TASK DETAILS: Where a line in the listing below contains the word "alpha", copy that line.

INPUT RECORDS:
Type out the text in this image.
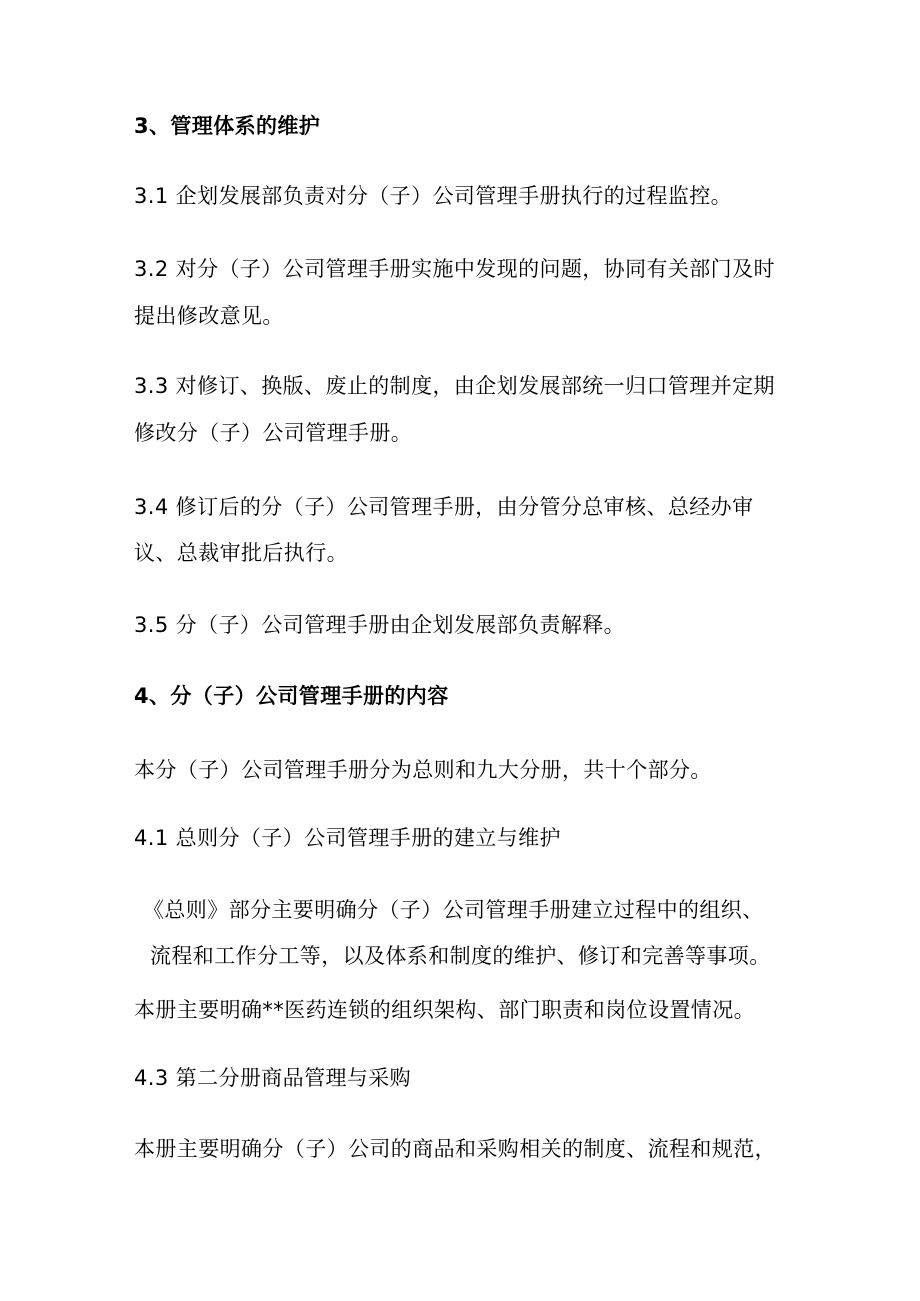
3、管理体系的维护
3.1 企划发展部负责对分（子）公司管理手册执行的过程监控。
3.2 对分（子）公司管理手册实施中发现的问题，协同有关部门及时
提出修改意见。
3.3 对修订、换版、废止的制度，由企划发展部统一归口管理并定期
修改分（子）公司管理手册。
3.4 修订后的分（子）公司管理手册，由分管分总审核、总经办审
议、总裁审批后执行。
3.5 分（子）公司管理手册由企划发展部负责解释。
4、分（子）公司管理手册的内容
本分（子）公司管理手册分为总则和九大分册，共十个部分。
4.1 总则分（子）公司管理手册的建立与维护
《总则》部分主要明确分（子）公司管理手册建立过程中的组织、
流程和工作分工等，以及体系和制度的维护、修订和完善等事项。
本册主要明确**医药连锁的组织架构、部门职责和岗位设置情况。
4.3 第二分册商品管理与采购
本册主要明确分（子）公司的商品和采购相关的制度、流程和规范，
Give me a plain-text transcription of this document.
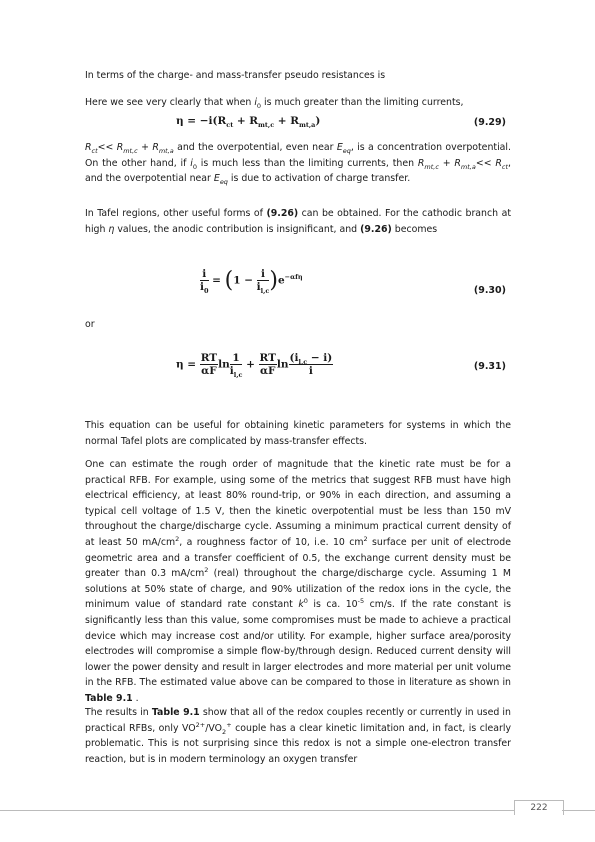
In terms of the charge- and mass-transfer pseudo resistances is

Here we see very clearly that when $i_0$ is much greater than the limiting currents,

$\eta = -i(R_{ct} + R_{mt,c} + R_{mt,a})$	(9.29)

$R_{ct}<< R_{mt,c} + R_{mt,a}$ and the overpotential, even near $E_{eq}$, is a concentration overpotential. On the other hand, if $i_0$ is much less than the limiting currents, then $R_{mt,c} + R_{mt,a}<< R_{ct}$, and the overpotential near $E_{eq}$ is due to activation of charge transfer.

In Tafel regions, other useful forms of (9.26) can be obtained. For the cathodic branch at high η values, the anodic contribution is insignificant, and (9.26) becomes

$\frac{i}{i_0} = (1 - \frac{i}{i_{l,c}} )e^{-\alpha f\eta}$
(9.30)

or

$\eta = \frac{RT}{\alpha F}$ $\ln \frac{1}{i_{l,c}} + \frac{RT}{\alpha F}$ $\ln \frac{(i_{l,c} - i)}{i}$	(9.31)

This equation can be useful for obtaining kinetic parameters for systems in which the normal Tafel plots are complicated by mass-transfer effects.

One can estimate the rough order of magnitude that the kinetic rate must be for a practical RFB. For example, using some of the metrics that suggest RFB must have high electrical efficiency, at least 80% round-trip, or 90% in each direction, and assuming a typical cell voltage of 1.5 V, then the kinetic overpotential must be less than 150 mV throughout the charge/discharge cycle. Assuming a minimum practical current density of at least 50 $mA/cm^2$, a roughness factor of 10, i.e. 10 $cm^2$ surface per unit of electrode geometric area and a transfer coefficient of 0.5, the exchange current density must be greater than 0.3 $mA/cm^2$ (real) throughout the charge/discharge cycle. Assuming 1 M solutions at 50% state of charge, and 90% utilization of the redox ions in the cycle, the minimum value of standard rate constant $k^0$ is ca. $10^{-5}$ cm/s. If the rate constant is significantly less than this value, some compromises must be made to achieve a practical device which may increase cost and/or utility. For example, higher surface area/porosity electrodes will compromise a simple flow-by/through design. Reduced current density will lower the power density and result in larger electrodes and more material per unit volume in the RFB. The estimated value above can be compared to those in literature as shown in Table 9.1 .

The results in Table 9.1 show that all of the redox couples recently or currently in used in practical RFBs, only $VO^{2+}/VO_2^+$ couple has a clear kinetic limitation and, in fact, is clearly problematic. This is not surprising since this redox is not a simple one-electron transfer reaction, but is in modern terminology an oxygen transfer

222
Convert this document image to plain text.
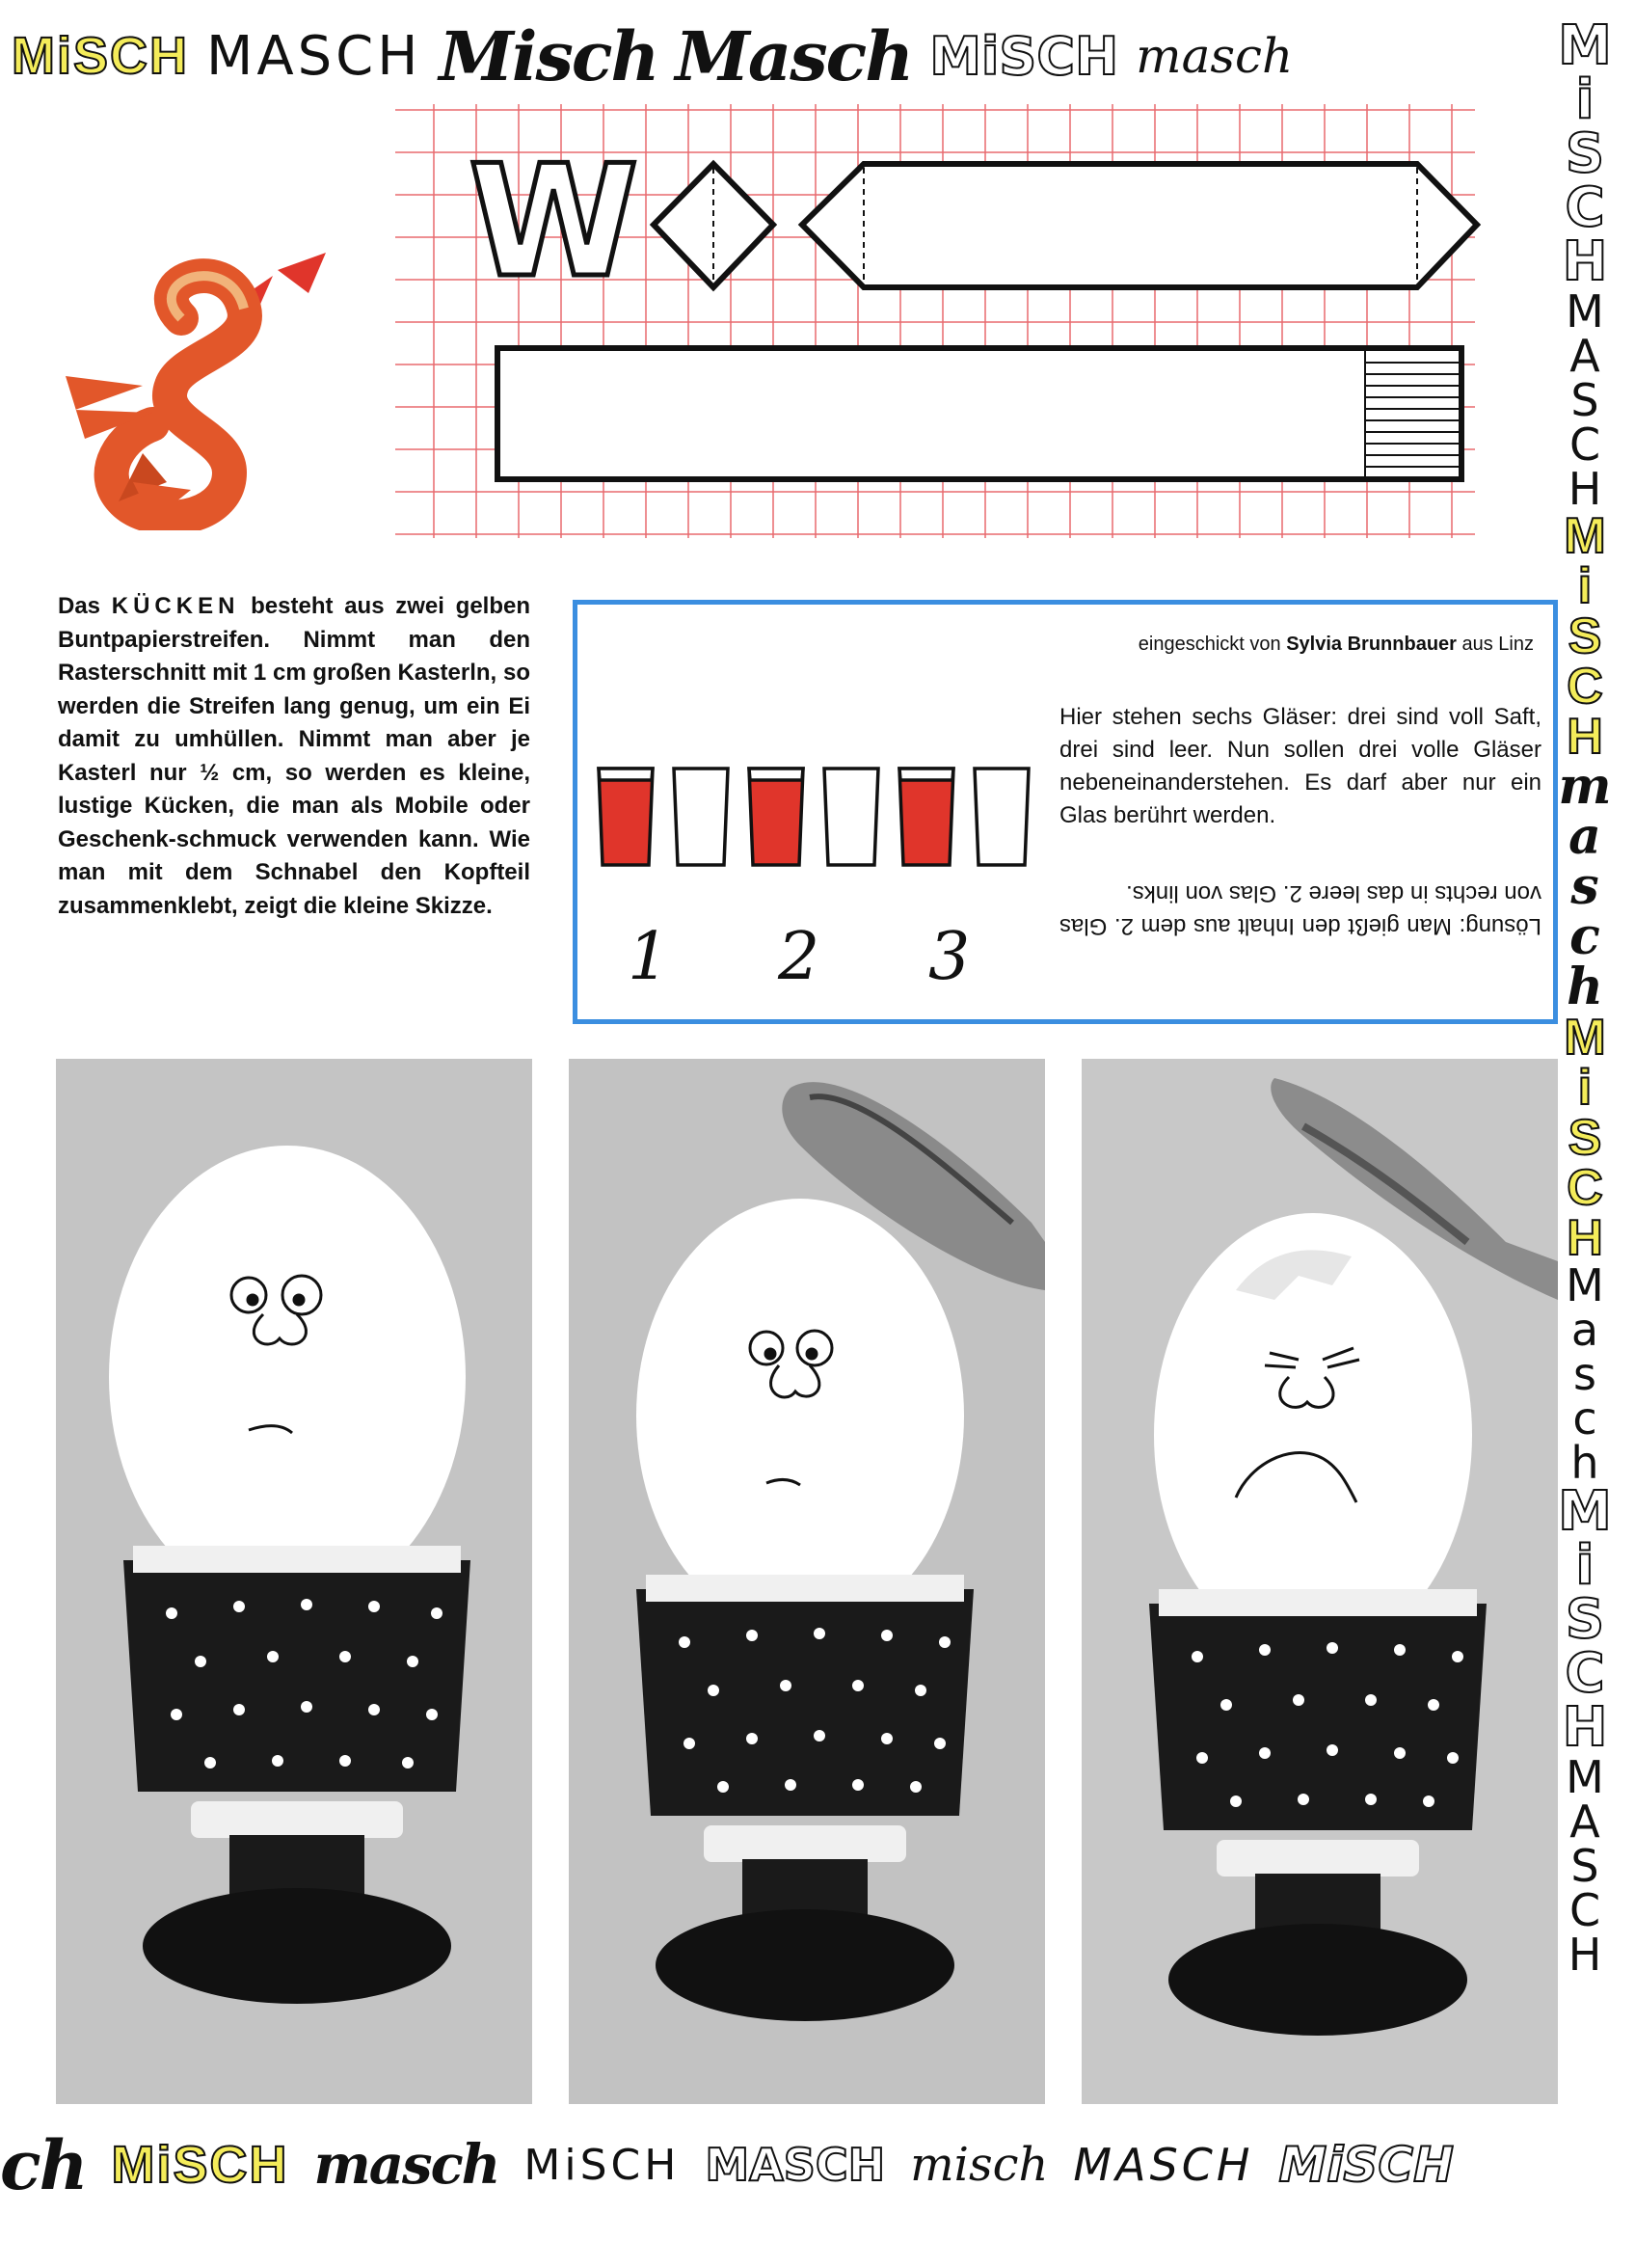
MiSCH MASCH Misch Masch MiSCH masch	M
i
S
C
H
M
A
S
C
H
M
i
S
C
H
m
a
s
c
h
M
i
S
C
H
M
a
s
c
h
M
i
S
C
H
M
A
S
C
H
W
Das KÜCKEN besteht aus zwei gelben Buntpapierstreifen. Nimmt man den Rasterschnitt mit 1 cm großen Kasterln, so werden die Streifen lang genug, um ein Ei damit zu umhüllen. Nimmt man aber je Kasterl nur ½ cm, so werden es kleine, lustige Kücken, die man als Mobile oder Geschenk-schmuck verwenden kann. Wie man mit dem Schnabel den Kopfteil zusammenklebt, zeigt die kleine Skizze.
eingeschickt von Sylvia Brunnbauer aus Linz
Hier stehen sechs Gläser: drei sind voll Saft, drei sind leer. Nun sollen drei volle Gläser nebeneinanderstehen. Es darf aber nur ein Glas berührt werden.
Lösung: Man gießt den Inhalt aus dem 2. Glas von rechts in das leere 2. Glas von links.
1 2 3
ch MiSCH masch MiSCH MASCH misch MASCH MiSCH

COMPLETED TASK:
$\frac{i}{i_0} = (1 - \frac{i}{i_{l,c}} )e^{-\alpha f\eta}$
$\eta = \frac{RT}{\alpha F}$ $\ln \frac{1}{i_{l,c}} + \frac{RT}{\alpha F}$ $\ln \frac{(i_{l,c} - i)}{i}$	(9.31)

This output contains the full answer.